[Data items]

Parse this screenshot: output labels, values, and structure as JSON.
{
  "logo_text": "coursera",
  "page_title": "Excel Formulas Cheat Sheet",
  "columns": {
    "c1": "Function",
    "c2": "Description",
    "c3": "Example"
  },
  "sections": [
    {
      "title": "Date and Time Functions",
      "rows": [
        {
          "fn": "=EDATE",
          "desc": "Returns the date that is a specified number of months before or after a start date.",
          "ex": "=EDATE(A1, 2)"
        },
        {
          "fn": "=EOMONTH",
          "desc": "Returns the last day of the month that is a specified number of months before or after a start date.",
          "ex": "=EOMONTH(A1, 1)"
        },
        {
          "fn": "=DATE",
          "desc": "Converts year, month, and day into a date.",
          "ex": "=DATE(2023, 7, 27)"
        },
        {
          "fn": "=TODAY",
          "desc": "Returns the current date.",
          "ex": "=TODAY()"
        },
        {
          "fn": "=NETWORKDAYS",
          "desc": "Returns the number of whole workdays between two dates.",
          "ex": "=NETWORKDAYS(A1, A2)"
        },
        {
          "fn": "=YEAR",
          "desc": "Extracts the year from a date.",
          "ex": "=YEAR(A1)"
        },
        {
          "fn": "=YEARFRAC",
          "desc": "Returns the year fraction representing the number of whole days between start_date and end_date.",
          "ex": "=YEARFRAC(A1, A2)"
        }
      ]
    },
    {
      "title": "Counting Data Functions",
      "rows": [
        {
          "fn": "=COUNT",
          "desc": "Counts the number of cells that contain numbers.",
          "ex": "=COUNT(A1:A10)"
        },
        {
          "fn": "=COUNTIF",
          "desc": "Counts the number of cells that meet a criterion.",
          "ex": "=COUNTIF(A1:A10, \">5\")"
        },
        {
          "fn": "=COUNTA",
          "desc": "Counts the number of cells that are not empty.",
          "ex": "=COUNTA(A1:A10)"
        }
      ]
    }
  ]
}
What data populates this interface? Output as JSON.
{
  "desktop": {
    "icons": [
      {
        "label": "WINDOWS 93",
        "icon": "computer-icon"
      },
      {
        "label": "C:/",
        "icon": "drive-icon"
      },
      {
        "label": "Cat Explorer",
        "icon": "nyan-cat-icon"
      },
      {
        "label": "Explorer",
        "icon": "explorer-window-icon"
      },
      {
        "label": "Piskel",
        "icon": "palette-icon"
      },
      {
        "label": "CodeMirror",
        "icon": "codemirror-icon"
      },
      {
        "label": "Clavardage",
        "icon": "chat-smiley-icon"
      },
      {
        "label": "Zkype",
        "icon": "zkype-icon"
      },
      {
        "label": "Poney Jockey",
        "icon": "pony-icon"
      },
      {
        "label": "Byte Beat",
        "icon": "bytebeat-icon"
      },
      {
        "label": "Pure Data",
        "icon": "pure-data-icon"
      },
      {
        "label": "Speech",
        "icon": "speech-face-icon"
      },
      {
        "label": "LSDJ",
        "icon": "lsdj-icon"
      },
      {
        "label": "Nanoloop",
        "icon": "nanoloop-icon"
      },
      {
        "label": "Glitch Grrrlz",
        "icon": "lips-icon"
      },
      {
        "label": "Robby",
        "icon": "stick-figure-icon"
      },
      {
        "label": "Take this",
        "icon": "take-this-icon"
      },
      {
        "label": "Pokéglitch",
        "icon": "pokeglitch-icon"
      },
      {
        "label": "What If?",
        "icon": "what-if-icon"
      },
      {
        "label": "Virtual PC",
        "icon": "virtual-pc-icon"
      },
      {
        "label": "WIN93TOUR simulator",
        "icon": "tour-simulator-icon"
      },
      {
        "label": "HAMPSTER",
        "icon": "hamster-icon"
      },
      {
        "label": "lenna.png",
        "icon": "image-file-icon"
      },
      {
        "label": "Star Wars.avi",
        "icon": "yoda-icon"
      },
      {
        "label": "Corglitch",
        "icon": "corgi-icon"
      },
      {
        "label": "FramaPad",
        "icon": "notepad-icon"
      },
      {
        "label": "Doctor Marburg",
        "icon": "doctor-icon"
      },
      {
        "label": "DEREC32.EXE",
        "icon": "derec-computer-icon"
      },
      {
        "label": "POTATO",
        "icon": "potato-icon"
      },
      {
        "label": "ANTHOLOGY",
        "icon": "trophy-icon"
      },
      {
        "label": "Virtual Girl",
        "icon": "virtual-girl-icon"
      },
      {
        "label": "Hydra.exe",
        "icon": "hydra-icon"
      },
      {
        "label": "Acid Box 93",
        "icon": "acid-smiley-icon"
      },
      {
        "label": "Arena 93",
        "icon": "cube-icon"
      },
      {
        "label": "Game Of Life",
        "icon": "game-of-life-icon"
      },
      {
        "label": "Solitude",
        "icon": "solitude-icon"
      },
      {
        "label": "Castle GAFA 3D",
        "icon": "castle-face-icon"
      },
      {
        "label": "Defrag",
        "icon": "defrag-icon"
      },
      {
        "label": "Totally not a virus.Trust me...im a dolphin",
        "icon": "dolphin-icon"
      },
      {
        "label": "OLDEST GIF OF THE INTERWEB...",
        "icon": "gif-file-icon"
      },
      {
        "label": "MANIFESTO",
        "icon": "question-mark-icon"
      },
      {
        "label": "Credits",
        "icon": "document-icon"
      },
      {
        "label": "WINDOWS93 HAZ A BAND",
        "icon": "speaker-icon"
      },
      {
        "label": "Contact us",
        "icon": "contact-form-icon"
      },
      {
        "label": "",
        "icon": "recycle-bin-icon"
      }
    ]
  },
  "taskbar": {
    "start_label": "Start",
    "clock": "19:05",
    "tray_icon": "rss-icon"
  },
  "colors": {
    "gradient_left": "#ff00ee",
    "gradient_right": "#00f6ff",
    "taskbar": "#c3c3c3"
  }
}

TASK GOAL:
Whatever the entries say, repeat all of them exactly.

WRITTEN RESPONSE:
Parse this screenshot: output labels, values, and structure as JSON.
{
  "logo_text": "coursera",
  "page_title": "Excel Formulas Cheat Sheet",
  "columns": {
    "c1": "Function",
    "c2": "Description",
    "c3": "Example"
  },
  "sections": [
    {
      "title": "Date and Time Functions",
      "rows": [
        {
          "fn": "=EDATE",
          "desc": "Returns the date that is a specified number of months before or after a start date.",
          "ex": "=EDATE(A1, 2)"
        },
        {
          "fn": "=EOMONTH",
          "desc": "Returns the last day of the month that is a specified number of months before or after a start date.",
          "ex": "=EOMONTH(A1, 1)"
        },
        {
          "fn": "=DATE",
          "desc": "Converts year, month, and day into a date.",
          "ex": "=DATE(2023, 7, 27)"
        },
        {
          "fn": "=TODAY",
          "desc": "Returns the current date.",
          "ex": "=TODAY()"
        },
        {
          "fn": "=NETWORKDAYS",
          "desc": "Returns the number of whole workdays between two dates.",
          "ex": "=NETWORKDAYS(A1, A2)"
        },
        {
          "fn": "=YEAR",
          "desc": "Extracts the year from a date.",
          "ex": "=YEAR(A1)"
        },
        {
          "fn": "=YEARFRAC",
          "desc": "Returns the year fraction representing the number of whole days between start_date and end_date.",
          "ex": "=YEARFRAC(A1, A2)"
        }
      ]
    },
    {
      "title": "Counting Data Functions",
      "rows": [
        {
          "fn": "=COUNT",
          "desc": "Counts the number of cells that contain numbers.",
          "ex": "=COUNT(A1:A10)"
        },
        {
          "fn": "=COUNTIF",
          "desc": "Counts the number of cells that meet a criterion.",
          "ex": "=COUNTIF(A1:A10, \">5\")"
        },
        {
          "fn": "=COUNTA",
          "desc": "Counts the number of cells that are not empty.",
          "ex": "=COUNTA(A1:A10)"
        }
      ]
    }
  ]
}
What data populates this interface? Output as JSON.
{
  "desktop": {
    "icons": [
      {
        "label": "WINDOWS 93",
        "icon": "computer-icon"
      },
      {
        "label": "C:/",
        "icon": "drive-icon"
      },
      {
        "label": "Cat Explorer",
        "icon": "nyan-cat-icon"
      },
      {
        "label": "Explorer",
        "icon": "explorer-window-icon"
      },
      {
        "label": "Piskel",
        "icon": "palette-icon"
      },
      {
        "label": "CodeMirror",
        "icon": "codemirror-icon"
      },
      {
        "label": "Clavardage",
        "icon": "chat-smiley-icon"
      },
      {
        "label": "Zkype",
        "icon": "zkype-icon"
      },
      {
        "label": "Poney Jockey",
        "icon": "pony-icon"
      },
      {
        "label": "Byte Beat",
        "icon": "bytebeat-icon"
      },
      {
        "label": "Pure Data",
        "icon": "pure-data-icon"
      },
      {
        "label": "Speech",
        "icon": "speech-face-icon"
      },
      {
        "label": "LSDJ",
        "icon": "lsdj-icon"
      },
      {
        "label": "Nanoloop",
        "icon": "nanoloop-icon"
      },
      {
        "label": "Glitch Grrrlz",
        "icon": "lips-icon"
      },
      {
        "label": "Robby",
        "icon": "stick-figure-icon"
      },
      {
        "label": "Take this",
        "icon": "take-this-icon"
      },
      {
        "label": "Pokéglitch",
        "icon": "pokeglitch-icon"
      },
      {
        "label": "What If?",
        "icon": "what-if-icon"
      },
      {
        "label": "Virtual PC",
        "icon": "virtual-pc-icon"
      },
      {
        "label": "WIN93TOUR simulator",
        "icon": "tour-simulator-icon"
      },
      {
        "label": "HAMPSTER",
        "icon": "hamster-icon"
      },
      {
        "label": "lenna.png",
        "icon": "image-file-icon"
      },
      {
        "label": "Star Wars.avi",
        "icon": "yoda-icon"
      },
      {
        "label": "Corglitch",
        "icon": "corgi-icon"
      },
      {
        "label": "FramaPad",
        "icon": "notepad-icon"
      },
      {
        "label": "Doctor Marburg",
        "icon": "doctor-icon"
      },
      {
        "label": "DEREC32.EXE",
        "icon": "derec-computer-icon"
      },
      {
        "label": "POTATO",
        "icon": "potato-icon"
      },
      {
        "label": "ANTHOLOGY",
        "icon": "trophy-icon"
      },
      {
        "label": "Virtual Girl",
        "icon": "virtual-girl-icon"
      },
      {
        "label": "Hydra.exe",
        "icon": "hydra-icon"
      },
      {
        "label": "Acid Box 93",
        "icon": "acid-smiley-icon"
      },
      {
        "label": "Arena 93",
        "icon": "cube-icon"
      },
      {
        "label": "Game Of Life",
        "icon": "game-of-life-icon"
      },
      {
        "label": "Solitude",
        "icon": "solitude-icon"
      },
      {
        "label": "Castle GAFA 3D",
        "icon": "castle-face-icon"
      },
      {
        "label": "Defrag",
        "icon": "defrag-icon"
      },
      {
        "label": "Totally not a virus.Trust me...im a dolphin",
        "icon": "dolphin-icon"
      },
      {
        "label": "OLDEST GIF OF THE INTERWEB...",
        "icon": "gif-file-icon"
      },
      {
        "label": "MANIFESTO",
        "icon": "question-mark-icon"
      },
      {
        "label": "Credits",
        "icon": "document-icon"
      },
      {
        "label": "WINDOWS93 HAZ A BAND",
        "icon": "speaker-icon"
      },
      {
        "label": "Contact us",
        "icon": "contact-form-icon"
      },
      {
        "label": "",
        "icon": "recycle-bin-icon"
      }
    ]
  },
  "taskbar": {
    "start_label": "Start",
    "clock": "19:05",
    "tray_icon": "rss-icon"
  },
  "colors": {
    "gradient_left": "#ff00ee",
    "gradient_right": "#00f6ff",
    "taskbar": "#c3c3c3"
  }
}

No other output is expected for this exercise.